§ **Given exercise**
Under this task are some entries; return every one of them exactly.

Records from a data source
□ □ □ □ □

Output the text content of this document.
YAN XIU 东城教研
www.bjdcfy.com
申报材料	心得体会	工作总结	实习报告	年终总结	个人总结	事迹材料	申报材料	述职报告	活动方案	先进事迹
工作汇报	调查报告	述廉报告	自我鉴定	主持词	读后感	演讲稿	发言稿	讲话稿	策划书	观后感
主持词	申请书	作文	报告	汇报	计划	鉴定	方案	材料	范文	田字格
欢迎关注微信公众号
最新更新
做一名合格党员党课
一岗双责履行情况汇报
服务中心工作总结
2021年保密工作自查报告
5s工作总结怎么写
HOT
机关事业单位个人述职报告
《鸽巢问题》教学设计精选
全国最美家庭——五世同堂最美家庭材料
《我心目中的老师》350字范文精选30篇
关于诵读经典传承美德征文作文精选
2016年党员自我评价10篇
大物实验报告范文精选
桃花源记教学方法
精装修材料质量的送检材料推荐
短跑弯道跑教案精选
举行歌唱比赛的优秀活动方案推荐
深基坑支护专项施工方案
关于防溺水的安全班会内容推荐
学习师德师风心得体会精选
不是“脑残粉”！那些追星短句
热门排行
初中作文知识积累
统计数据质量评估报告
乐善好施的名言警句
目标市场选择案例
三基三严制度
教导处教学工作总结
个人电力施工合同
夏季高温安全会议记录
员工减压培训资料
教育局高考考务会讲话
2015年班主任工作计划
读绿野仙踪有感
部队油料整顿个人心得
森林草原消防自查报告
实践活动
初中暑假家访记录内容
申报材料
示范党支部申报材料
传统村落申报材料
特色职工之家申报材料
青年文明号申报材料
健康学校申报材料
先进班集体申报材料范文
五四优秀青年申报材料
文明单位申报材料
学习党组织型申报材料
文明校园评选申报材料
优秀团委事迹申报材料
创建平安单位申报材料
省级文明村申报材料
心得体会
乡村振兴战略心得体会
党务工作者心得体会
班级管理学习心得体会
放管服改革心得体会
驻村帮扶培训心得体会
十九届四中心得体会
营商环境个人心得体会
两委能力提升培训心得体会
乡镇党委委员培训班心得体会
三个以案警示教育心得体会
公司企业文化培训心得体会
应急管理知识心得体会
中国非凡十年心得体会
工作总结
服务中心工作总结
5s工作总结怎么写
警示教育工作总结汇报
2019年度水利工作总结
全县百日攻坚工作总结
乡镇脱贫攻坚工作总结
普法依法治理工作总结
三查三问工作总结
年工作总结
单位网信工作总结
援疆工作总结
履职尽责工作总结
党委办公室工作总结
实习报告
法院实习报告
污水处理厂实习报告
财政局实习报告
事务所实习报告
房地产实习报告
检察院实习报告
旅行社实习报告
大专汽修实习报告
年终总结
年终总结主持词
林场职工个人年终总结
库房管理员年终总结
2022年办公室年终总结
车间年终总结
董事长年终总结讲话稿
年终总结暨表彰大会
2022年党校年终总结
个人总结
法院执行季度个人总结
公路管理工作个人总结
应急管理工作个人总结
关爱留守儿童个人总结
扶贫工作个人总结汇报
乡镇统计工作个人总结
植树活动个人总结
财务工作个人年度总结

□ □ □ □ □

§ **Written answer**
Output the text content of this document.
YAN XIU 东城教研
www.bjdcfy.com
申报材料	心得体会	工作总结	实习报告	年终总结	个人总结	事迹材料	申报材料	述职报告	活动方案	先进事迹
工作汇报	调查报告	述廉报告	自我鉴定	主持词	读后感	演讲稿	发言稿	讲话稿	策划书	观后感
主持词	申请书	作文	报告	汇报	计划	鉴定	方案	材料	范文	田字格
欢迎关注微信公众号
最新更新
做一名合格党员党课
一岗双责履行情况汇报
服务中心工作总结
2021年保密工作自查报告
5s工作总结怎么写
HOT
机关事业单位个人述职报告
《鸽巢问题》教学设计精选
全国最美家庭——五世同堂最美家庭材料
《我心目中的老师》350字范文精选30篇
关于诵读经典传承美德征文作文精选
2016年党员自我评价10篇
大物实验报告范文精选
桃花源记教学方法
精装修材料质量的送检材料推荐
短跑弯道跑教案精选
举行歌唱比赛的优秀活动方案推荐
深基坑支护专项施工方案
关于防溺水的安全班会内容推荐
学习师德师风心得体会精选
不是“脑残粉”！那些追星短句
热门排行
初中作文知识积累
统计数据质量评估报告
乐善好施的名言警句
目标市场选择案例
三基三严制度
教导处教学工作总结
个人电力施工合同
夏季高温安全会议记录
员工减压培训资料
教育局高考考务会讲话
2015年班主任工作计划
读绿野仙踪有感
部队油料整顿个人心得
森林草原消防自查报告
实践活动
初中暑假家访记录内容
申报材料
示范党支部申报材料
传统村落申报材料
特色职工之家申报材料
青年文明号申报材料
健康学校申报材料
先进班集体申报材料范文
五四优秀青年申报材料
文明单位申报材料
学习党组织型申报材料
文明校园评选申报材料
优秀团委事迹申报材料
创建平安单位申报材料
省级文明村申报材料
心得体会
乡村振兴战略心得体会
党务工作者心得体会
班级管理学习心得体会
放管服改革心得体会
驻村帮扶培训心得体会
十九届四中心得体会
营商环境个人心得体会
两委能力提升培训心得体会
乡镇党委委员培训班心得体会
三个以案警示教育心得体会
公司企业文化培训心得体会
应急管理知识心得体会
中国非凡十年心得体会
工作总结
服务中心工作总结
5s工作总结怎么写
警示教育工作总结汇报
2019年度水利工作总结
全县百日攻坚工作总结
乡镇脱贫攻坚工作总结
普法依法治理工作总结
三查三问工作总结
年工作总结
单位网信工作总结
援疆工作总结
履职尽责工作总结
党委办公室工作总结
实习报告
法院实习报告
污水处理厂实习报告
财政局实习报告
事务所实习报告
房地产实习报告
检察院实习报告
旅行社实习报告
大专汽修实习报告
年终总结
年终总结主持词
林场职工个人年终总结
库房管理员年终总结
2022年办公室年终总结
车间年终总结
董事长年终总结讲话稿
年终总结暨表彰大会
2022年党校年终总结
个人总结
法院执行季度个人总结
公路管理工作个人总结
应急管理工作个人总结
关爱留守儿童个人总结
扶贫工作个人总结汇报
乡镇统计工作个人总结
植树活动个人总结
财务工作个人年度总结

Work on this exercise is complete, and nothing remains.